Data extracted from a collection
● ● ● ●

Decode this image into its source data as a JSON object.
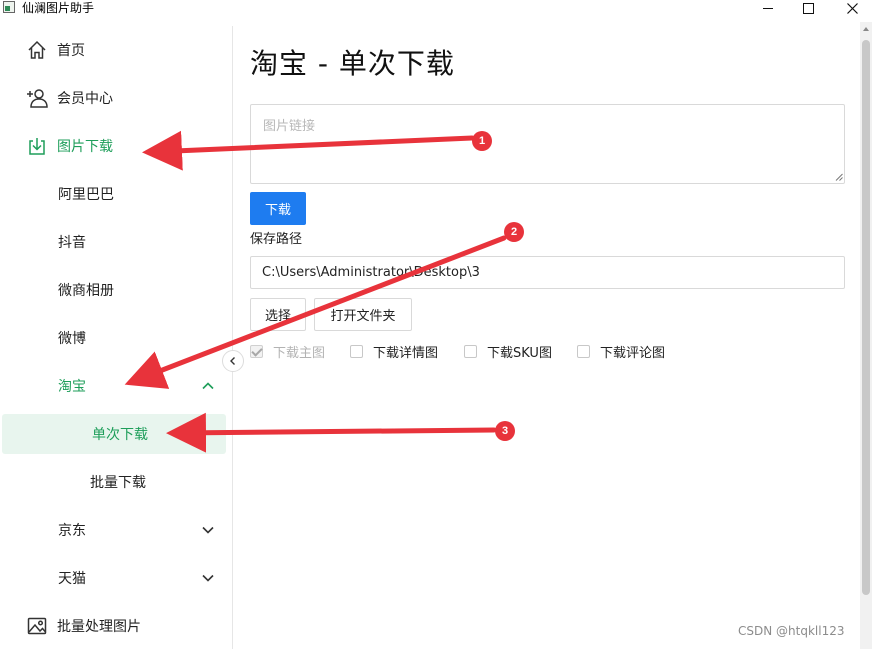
{
  "window": {
    "title": "仙澜图片助手",
    "controls": {
      "minimize": "minimize",
      "maximize": "maximize",
      "close": "close"
    }
  },
  "sidebar": {
    "items": [
      {
        "label": "首页",
        "icon": "home-icon"
      },
      {
        "label": "会员中心",
        "icon": "add-user-icon"
      },
      {
        "label": "图片下载",
        "icon": "download-icon",
        "state": "active"
      },
      {
        "label": "阿里巴巴"
      },
      {
        "label": "抖音"
      },
      {
        "label": "微商相册"
      },
      {
        "label": "微博"
      },
      {
        "label": "淘宝",
        "state": "expanded",
        "chevron": "chevron-up-icon"
      },
      {
        "label": "单次下载",
        "state": "selected"
      },
      {
        "label": "批量下载"
      },
      {
        "label": "京东",
        "chevron": "chevron-down-icon"
      },
      {
        "label": "天猫",
        "chevron": "chevron-down-icon"
      },
      {
        "label": "批量处理图片",
        "icon": "image-icon"
      }
    ]
  },
  "main": {
    "title": "淘宝 - 单次下载",
    "link_placeholder": "图片链接",
    "download_button": "下载",
    "save_path_label": "保存路径",
    "save_path_value": "C:\\Users\\Administrator\\Desktop\\3",
    "select_button": "选择",
    "open_folder_button": "打开文件夹",
    "options": [
      {
        "label": "下载主图",
        "checked": true,
        "disabled": true
      },
      {
        "label": "下载详情图",
        "checked": false
      },
      {
        "label": "下载SKU图",
        "checked": false
      },
      {
        "label": "下载评论图",
        "checked": false
      }
    ]
  },
  "annotations": {
    "badges": [
      "1",
      "2",
      "3"
    ],
    "color": "#e8333b"
  },
  "watermark": "CSDN @htqkll123",
  "colors": {
    "accent_green": "#1e9e5a",
    "selected_bg": "#e8f5ee",
    "primary_blue": "#1e7cf0"
  }
}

● ● ● ●

*Work instructions:* All entries must be written out again exactly as given, with no pictures in the copy.

*Result:*
Decode this image into its source data as a JSON object.
{
  "window": {
    "title": "仙澜图片助手",
    "controls": {
      "minimize": "minimize",
      "maximize": "maximize",
      "close": "close"
    }
  },
  "sidebar": {
    "items": [
      {
        "label": "首页",
        "icon": "home-icon"
      },
      {
        "label": "会员中心",
        "icon": "add-user-icon"
      },
      {
        "label": "图片下载",
        "icon": "download-icon",
        "state": "active"
      },
      {
        "label": "阿里巴巴"
      },
      {
        "label": "抖音"
      },
      {
        "label": "微商相册"
      },
      {
        "label": "微博"
      },
      {
        "label": "淘宝",
        "state": "expanded",
        "chevron": "chevron-up-icon"
      },
      {
        "label": "单次下载",
        "state": "selected"
      },
      {
        "label": "批量下载"
      },
      {
        "label": "京东",
        "chevron": "chevron-down-icon"
      },
      {
        "label": "天猫",
        "chevron": "chevron-down-icon"
      },
      {
        "label": "批量处理图片",
        "icon": "image-icon"
      }
    ]
  },
  "main": {
    "title": "淘宝 - 单次下载",
    "link_placeholder": "图片链接",
    "download_button": "下载",
    "save_path_label": "保存路径",
    "save_path_value": "C:\\Users\\Administrator\\Desktop\\3",
    "select_button": "选择",
    "open_folder_button": "打开文件夹",
    "options": [
      {
        "label": "下载主图",
        "checked": true,
        "disabled": true
      },
      {
        "label": "下载详情图",
        "checked": false
      },
      {
        "label": "下载SKU图",
        "checked": false
      },
      {
        "label": "下载评论图",
        "checked": false
      }
    ]
  },
  "annotations": {
    "badges": [
      "1",
      "2",
      "3"
    ],
    "color": "#e8333b"
  },
  "watermark": "CSDN @htqkll123",
  "colors": {
    "accent_green": "#1e9e5a",
    "selected_bg": "#e8f5ee",
    "primary_blue": "#1e7cf0"
  }
}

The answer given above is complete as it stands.